§ DATASET CONTENT:
◇ ◇ ◇ ◇ ◇ ◇ ◇

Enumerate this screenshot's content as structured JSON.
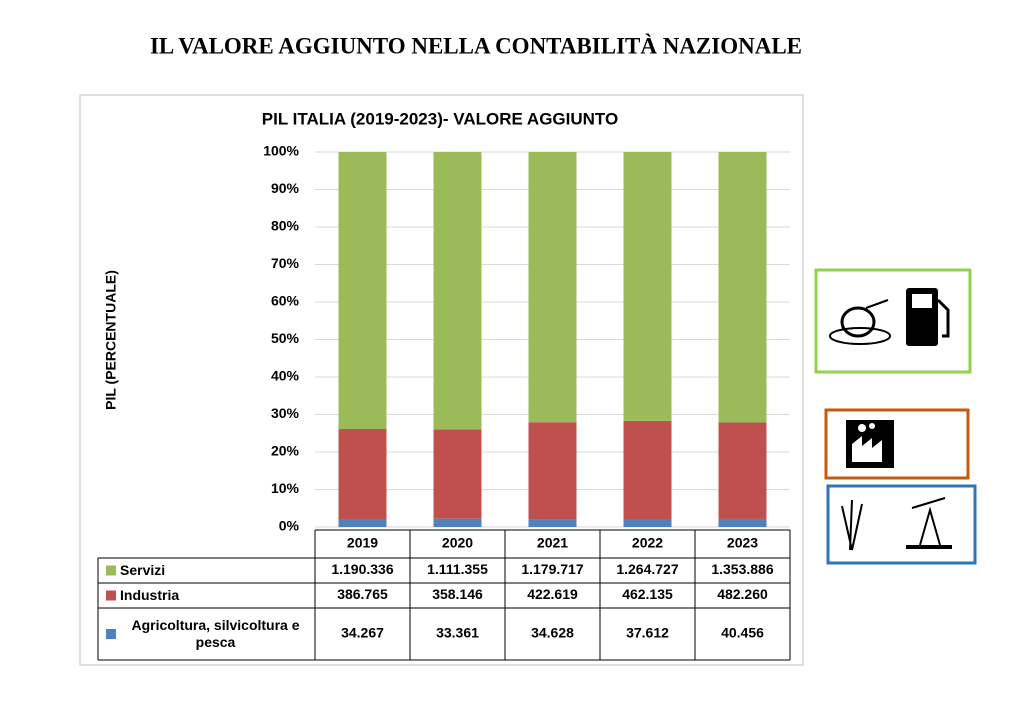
{
  "page_title": "IL VALORE AGGIUNTO NELLA CONTABILITÀ NAZIONALE",
  "chart_data": {
    "type": "bar",
    "stack": "percent",
    "title": "PIL ITALIA (2019-2023)- VALORE AGGIUNTO",
    "y_label": "PIL (PERCENTUALE)",
    "categories": [
      "2019",
      "2020",
      "2021",
      "2022",
      "2023"
    ],
    "series": [
      {
        "name": "Agricoltura, silvicoltura e pesca",
        "color": "#4f81bd",
        "values": [
          34267,
          33361,
          34628,
          37612,
          40456
        ],
        "value_labels": [
          "34.267",
          "33.361",
          "34.628",
          "37.612",
          "40.456"
        ]
      },
      {
        "name": "Industria",
        "color": "#c0504d",
        "values": [
          386765,
          358146,
          422619,
          462135,
          482260
        ],
        "value_labels": [
          "386.765",
          "358.146",
          "422.619",
          "462.135",
          "482.260"
        ]
      },
      {
        "name": "Servizi",
        "color": "#9bbb59",
        "values": [
          1190336,
          1111355,
          1179717,
          1264727,
          1353886
        ],
        "value_labels": [
          "1.190.336",
          "1.111.355",
          "1.179.717",
          "1.264.727",
          "1.353.886"
        ]
      }
    ],
    "ylim": [
      0,
      100
    ],
    "yticks": [
      {
        "value": 0,
        "label": "0%"
      },
      {
        "value": 10,
        "label": "10%"
      },
      {
        "value": 20,
        "label": "20%"
      },
      {
        "value": 30,
        "label": "30%"
      },
      {
        "value": 40,
        "label": "40%"
      },
      {
        "value": 50,
        "label": "50%"
      },
      {
        "value": 60,
        "label": "60%"
      },
      {
        "value": 70,
        "label": "70%"
      },
      {
        "value": 80,
        "label": "80%"
      },
      {
        "value": 90,
        "label": "90%"
      },
      {
        "value": 100,
        "label": "100%"
      }
    ],
    "grid": true
  }
}
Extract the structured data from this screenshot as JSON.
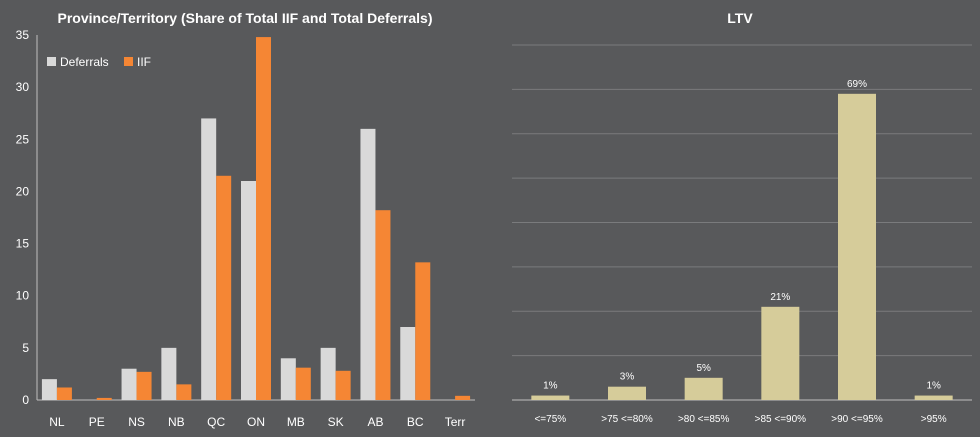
{
  "colors": {
    "background": "#58595b",
    "deferrals": "#d9d9d9",
    "iif": "#f58634",
    "ltv_bar": "#d6cc9a",
    "grid": "#7a7b7d",
    "text": "#ffffff"
  },
  "chart_data": [
    {
      "type": "bar",
      "title": "Province/Territory (Share of Total IIF and Total Deferrals)",
      "categories": [
        "NL",
        "PE",
        "NS",
        "NB",
        "QC",
        "ON",
        "MB",
        "SK",
        "AB",
        "BC",
        "Terr"
      ],
      "series": [
        {
          "name": "Deferrals",
          "color": "#d9d9d9",
          "values": [
            2,
            0,
            3,
            5,
            27,
            21,
            4,
            5,
            26,
            7,
            0
          ]
        },
        {
          "name": "IIF",
          "color": "#f58634",
          "values": [
            1.2,
            0.2,
            2.7,
            1.5,
            21.5,
            34.8,
            3.1,
            2.8,
            18.2,
            13.2,
            0.4
          ]
        }
      ],
      "ylim": [
        0,
        35
      ],
      "yticks": [
        0,
        5,
        10,
        15,
        20,
        25,
        30,
        35
      ],
      "grid": false,
      "legend": "top-left"
    },
    {
      "type": "bar",
      "title": "LTV",
      "categories": [
        "<=75%",
        ">75 <=80%",
        ">80 <=85%",
        ">85 <=90%",
        ">90 <=95%",
        ">95%"
      ],
      "values": [
        1,
        3,
        5,
        21,
        69,
        1
      ],
      "data_labels": [
        "1%",
        "3%",
        "5%",
        "21%",
        "69%",
        "1%"
      ],
      "ylim": [
        0,
        80
      ],
      "grid": true,
      "legend": "none"
    }
  ]
}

◇ ◇ ◇ ◇ ◇ ◇ ◇

Reproduce each line of the material containing the word "structured".

Enumerate this screenshot's content as structured JSON.
Extract the structured data from this screenshot as JSON.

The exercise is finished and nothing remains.